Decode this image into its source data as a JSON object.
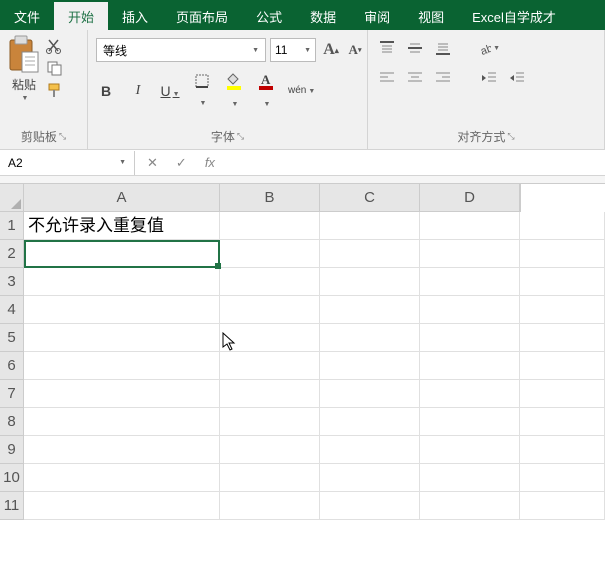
{
  "tabs": {
    "file": "文件",
    "home": "开始",
    "insert": "插入",
    "layout": "页面布局",
    "formula": "公式",
    "data": "数据",
    "review": "审阅",
    "view": "视图",
    "help": "Excel自学成才"
  },
  "clipboard": {
    "paste": "粘贴",
    "label": "剪贴板"
  },
  "font": {
    "name": "等线",
    "size": "11",
    "label": "字体",
    "bold": "B",
    "italic": "I",
    "underline": "U",
    "wen": "wén"
  },
  "align": {
    "label": "对齐方式"
  },
  "namebox": {
    "ref": "A2",
    "fx": "fx"
  },
  "cols": [
    "A",
    "B",
    "C",
    "D"
  ],
  "rows": [
    "1",
    "2",
    "3",
    "4",
    "5",
    "6",
    "7",
    "8",
    "9",
    "10",
    "11"
  ],
  "cells": {
    "A1": "不允许录入重复值"
  },
  "colors": {
    "accent": "#0a6332",
    "fill": "#ffff00",
    "font": "#c00000"
  }
}
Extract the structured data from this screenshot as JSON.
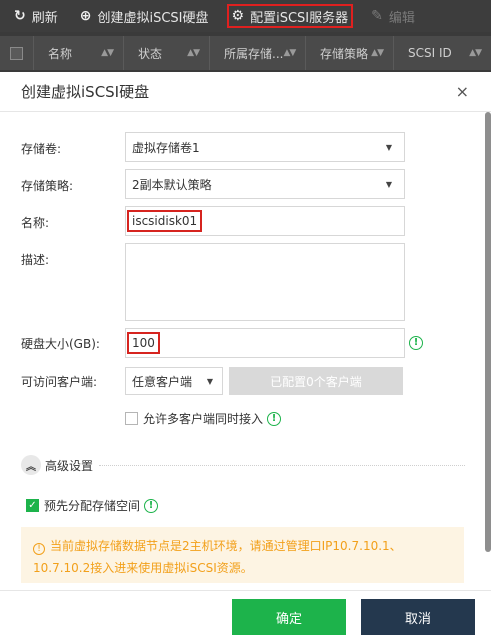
{
  "toolbar": {
    "refresh_icon": "refresh-icon",
    "refresh_label": "刷新",
    "create_icon": "plus-circle-icon",
    "create_label": "创建虚拟iSCSI硬盘",
    "config_icon": "gear-icon",
    "config_label": "配置iSCSI服务器",
    "edit_icon": "pencil-icon",
    "edit_label": "编辑"
  },
  "table": {
    "columns": [
      "名称",
      "状态",
      "所属存储...",
      "存储策略",
      "SCSI ID"
    ]
  },
  "dialog": {
    "title": "创建虚拟iSCSI硬盘",
    "close": "×",
    "fields": {
      "volume": {
        "label": "存储卷:",
        "value": "虚拟存储卷1"
      },
      "policy": {
        "label": "存储策略:",
        "value": "2副本默认策略"
      },
      "name": {
        "label": "名称:",
        "value": "iscsidisk01"
      },
      "description": {
        "label": "描述:",
        "value": ""
      },
      "size": {
        "label": "硬盘大小(GB):",
        "value": "100"
      },
      "clients": {
        "label": "可访问客户端:",
        "value": "任意客户端",
        "configured_label": "已配置0个客户端"
      }
    },
    "allow_multi_label": "允许多客户端同时接入",
    "allow_multi_checked": false,
    "advanced_label": "高级设置",
    "preallocate_label": "预先分配存储空间",
    "preallocate_checked": true,
    "notice": "当前虚拟存储数据节点是2主机环境，请通过管理口IP10.7.10.1、10.7.10.2接入进来使用虚拟iSCSI资源。",
    "ok_label": "确定",
    "cancel_label": "取消"
  },
  "colors": {
    "accent_green": "#1db34b",
    "highlight_red": "#d6241f",
    "cancel_navy": "#24384e",
    "notice_orange": "#f2a01b"
  }
}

* * * * *

- What to work on
Copy the records above exactly, omitting every picture.

- Answer to the task
Decode this image into its source data as a JSON object.
{
  "tabs": {
    "file": "文件",
    "home": "开始",
    "insert": "插入",
    "layout": "页面布局",
    "formula": "公式",
    "data": "数据",
    "review": "审阅",
    "view": "视图",
    "help": "Excel自学成才"
  },
  "clipboard": {
    "paste": "粘贴",
    "label": "剪贴板"
  },
  "font": {
    "name": "等线",
    "size": "11",
    "label": "字体",
    "bold": "B",
    "italic": "I",
    "underline": "U",
    "wen": "wén"
  },
  "align": {
    "label": "对齐方式"
  },
  "namebox": {
    "ref": "A2",
    "fx": "fx"
  },
  "cols": [
    "A",
    "B",
    "C",
    "D"
  ],
  "rows": [
    "1",
    "2",
    "3",
    "4",
    "5",
    "6",
    "7",
    "8",
    "9",
    "10",
    "11"
  ],
  "cells": {
    "A1": "不允许录入重复值"
  },
  "colors": {
    "accent": "#0a6332",
    "fill": "#ffff00",
    "font": "#c00000"
  }
}
Extract the structured data from this screenshot as JSON.
{
  "toolbar": {
    "refresh_icon": "refresh-icon",
    "refresh_label": "刷新",
    "create_icon": "plus-circle-icon",
    "create_label": "创建虚拟iSCSI硬盘",
    "config_icon": "gear-icon",
    "config_label": "配置iSCSI服务器",
    "edit_icon": "pencil-icon",
    "edit_label": "编辑"
  },
  "table": {
    "columns": [
      "名称",
      "状态",
      "所属存储...",
      "存储策略",
      "SCSI ID"
    ]
  },
  "dialog": {
    "title": "创建虚拟iSCSI硬盘",
    "close": "×",
    "fields": {
      "volume": {
        "label": "存储卷:",
        "value": "虚拟存储卷1"
      },
      "policy": {
        "label": "存储策略:",
        "value": "2副本默认策略"
      },
      "name": {
        "label": "名称:",
        "value": "iscsidisk01"
      },
      "description": {
        "label": "描述:",
        "value": ""
      },
      "size": {
        "label": "硬盘大小(GB):",
        "value": "100"
      },
      "clients": {
        "label": "可访问客户端:",
        "value": "任意客户端",
        "configured_label": "已配置0个客户端"
      }
    },
    "allow_multi_label": "允许多客户端同时接入",
    "allow_multi_checked": false,
    "advanced_label": "高级设置",
    "preallocate_label": "预先分配存储空间",
    "preallocate_checked": true,
    "notice": "当前虚拟存储数据节点是2主机环境，请通过管理口IP10.7.10.1、10.7.10.2接入进来使用虚拟iSCSI资源。",
    "ok_label": "确定",
    "cancel_label": "取消"
  },
  "colors": {
    "accent_green": "#1db34b",
    "highlight_red": "#d6241f",
    "cancel_navy": "#24384e",
    "notice_orange": "#f2a01b"
  }
}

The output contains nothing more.